Records from a data source:
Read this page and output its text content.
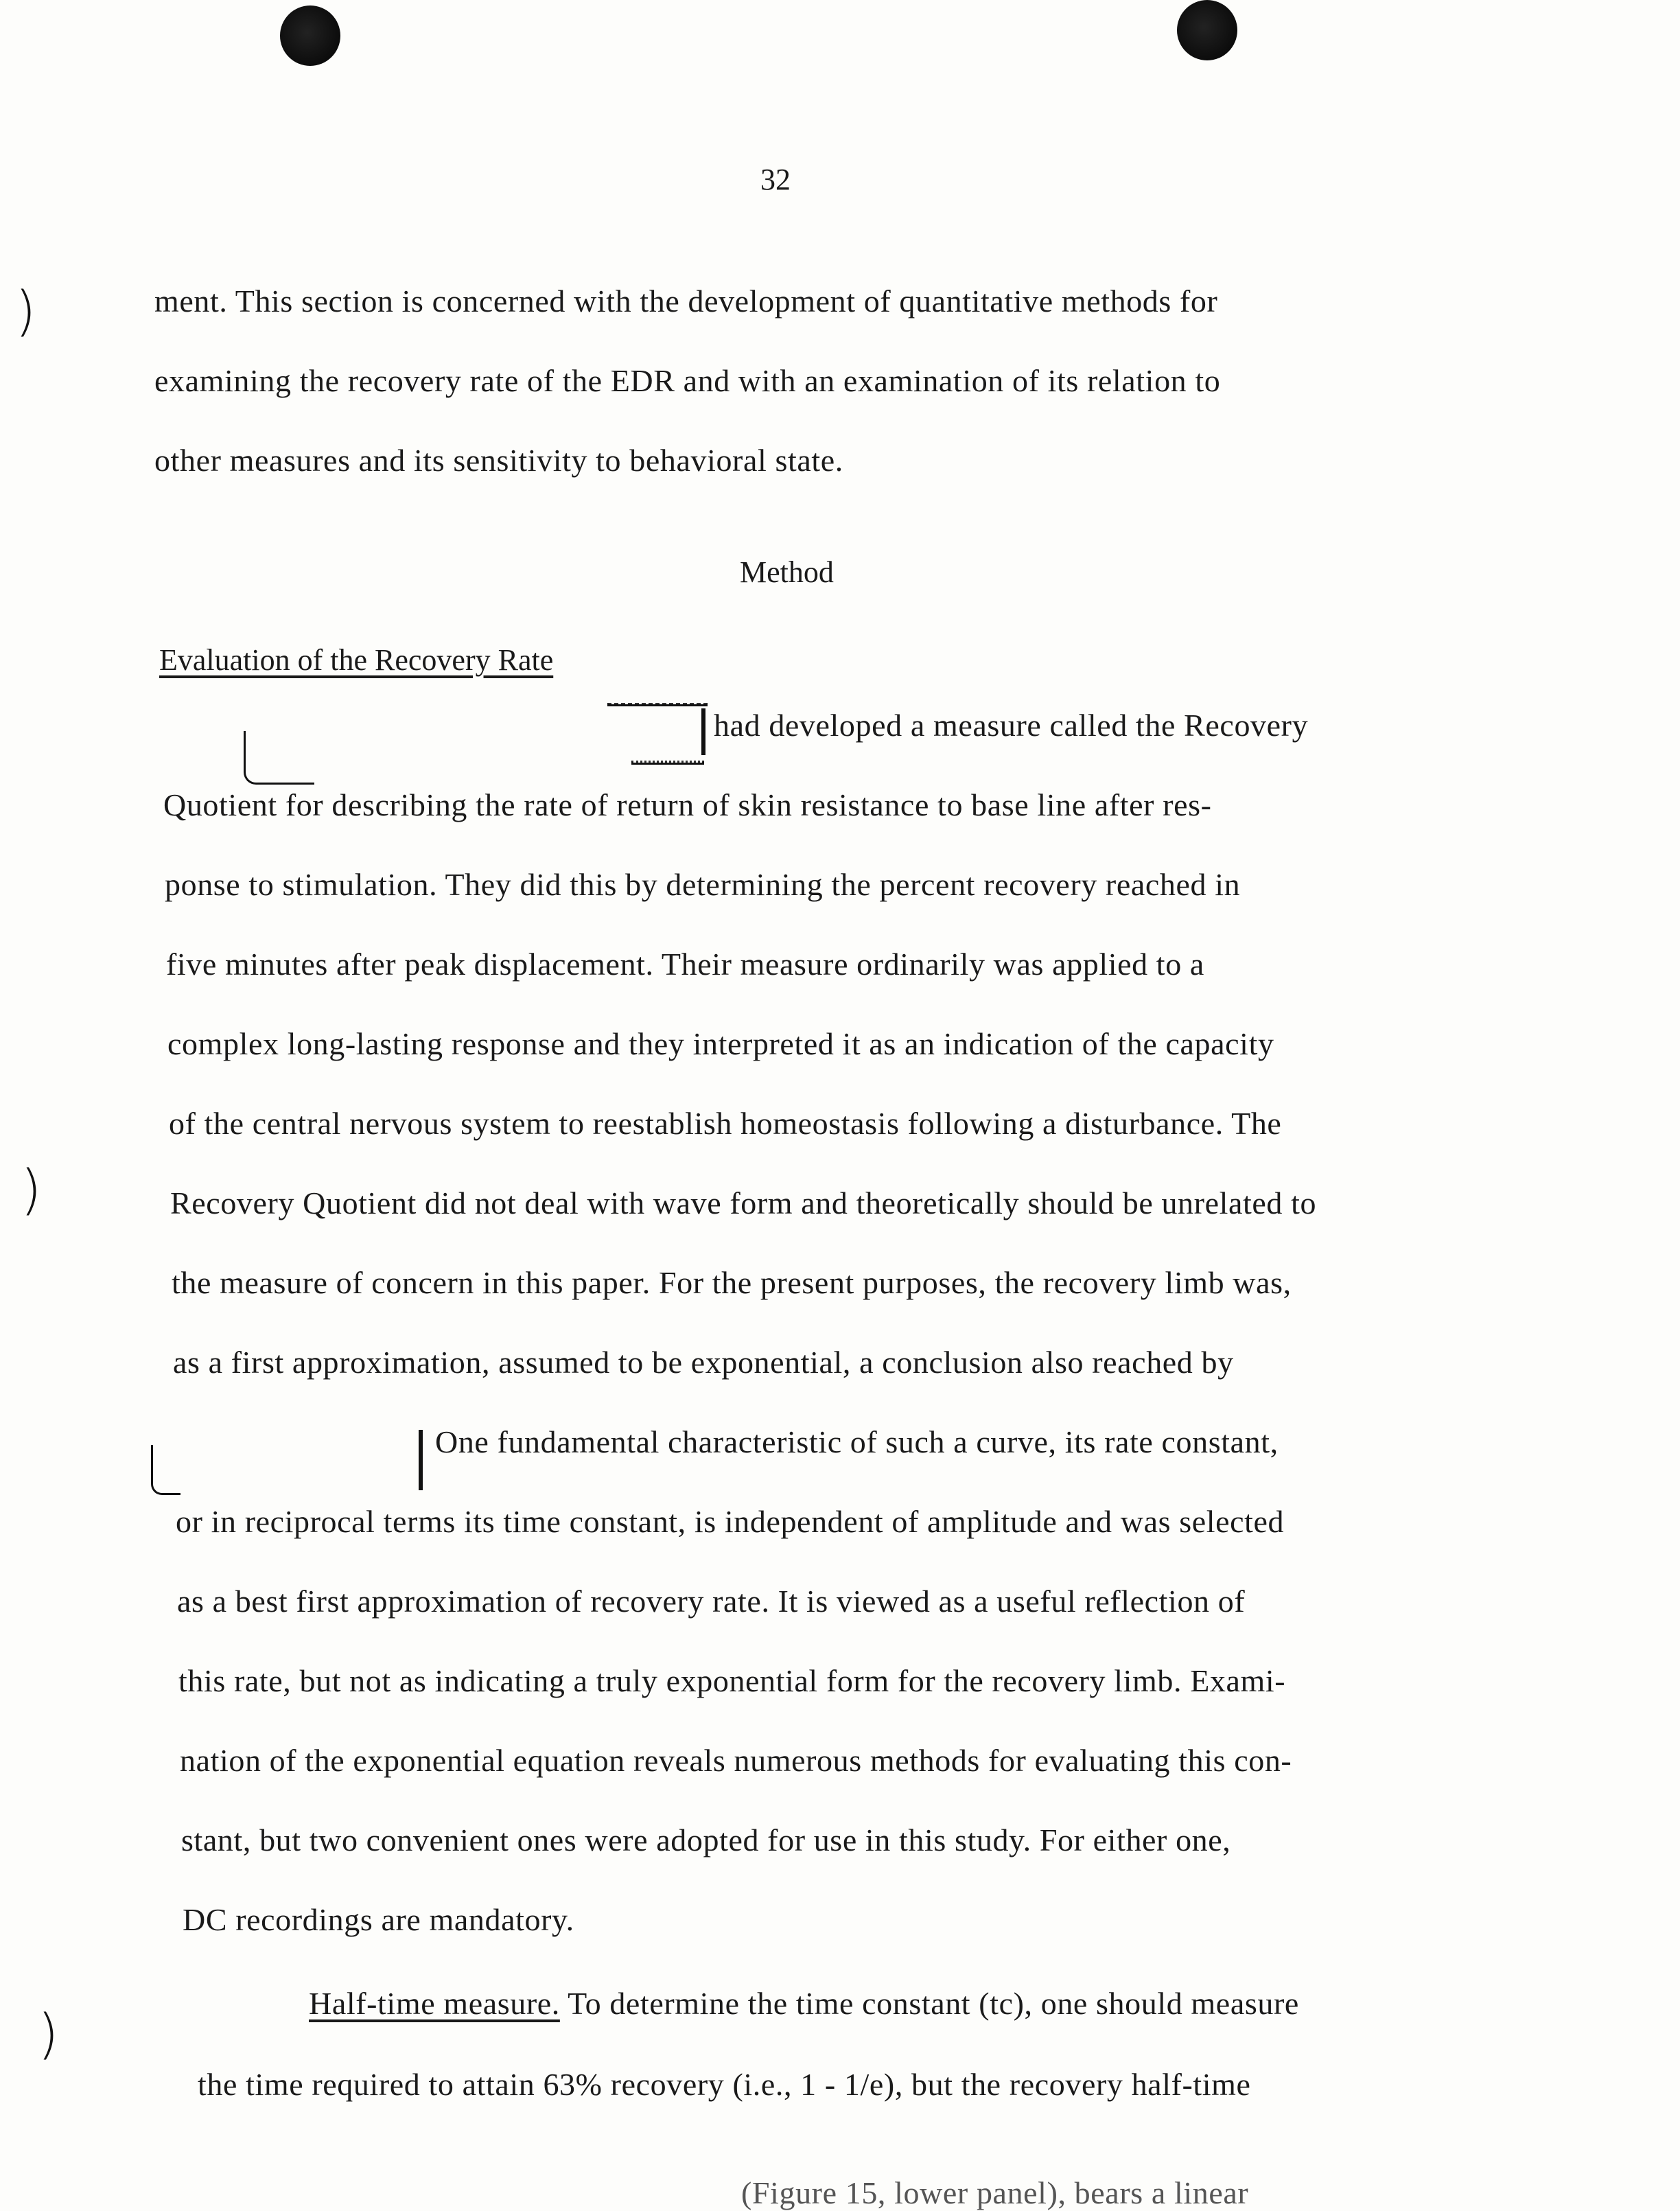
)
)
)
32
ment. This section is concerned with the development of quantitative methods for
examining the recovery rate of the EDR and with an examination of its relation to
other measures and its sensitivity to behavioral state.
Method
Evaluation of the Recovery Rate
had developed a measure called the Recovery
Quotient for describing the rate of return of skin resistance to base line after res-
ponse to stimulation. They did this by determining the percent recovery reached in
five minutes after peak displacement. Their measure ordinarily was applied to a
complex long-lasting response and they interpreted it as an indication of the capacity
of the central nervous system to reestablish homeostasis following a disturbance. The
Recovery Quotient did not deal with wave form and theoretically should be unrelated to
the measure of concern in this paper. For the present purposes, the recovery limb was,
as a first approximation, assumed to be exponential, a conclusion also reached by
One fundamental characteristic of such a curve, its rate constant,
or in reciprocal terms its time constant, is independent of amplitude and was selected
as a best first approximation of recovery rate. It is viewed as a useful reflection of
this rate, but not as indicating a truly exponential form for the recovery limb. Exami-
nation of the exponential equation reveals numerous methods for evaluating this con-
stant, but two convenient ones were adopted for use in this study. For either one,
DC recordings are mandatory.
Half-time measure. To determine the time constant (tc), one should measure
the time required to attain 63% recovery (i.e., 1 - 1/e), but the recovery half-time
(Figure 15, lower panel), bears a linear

## Task goal
Filter the data, keeping only the lines that contain "form".

## The solution
Recovery Quotient did not deal with wave form and theoretically should be unrelated to
this rate, but not as indicating a truly exponential form for the recovery limb. Exami-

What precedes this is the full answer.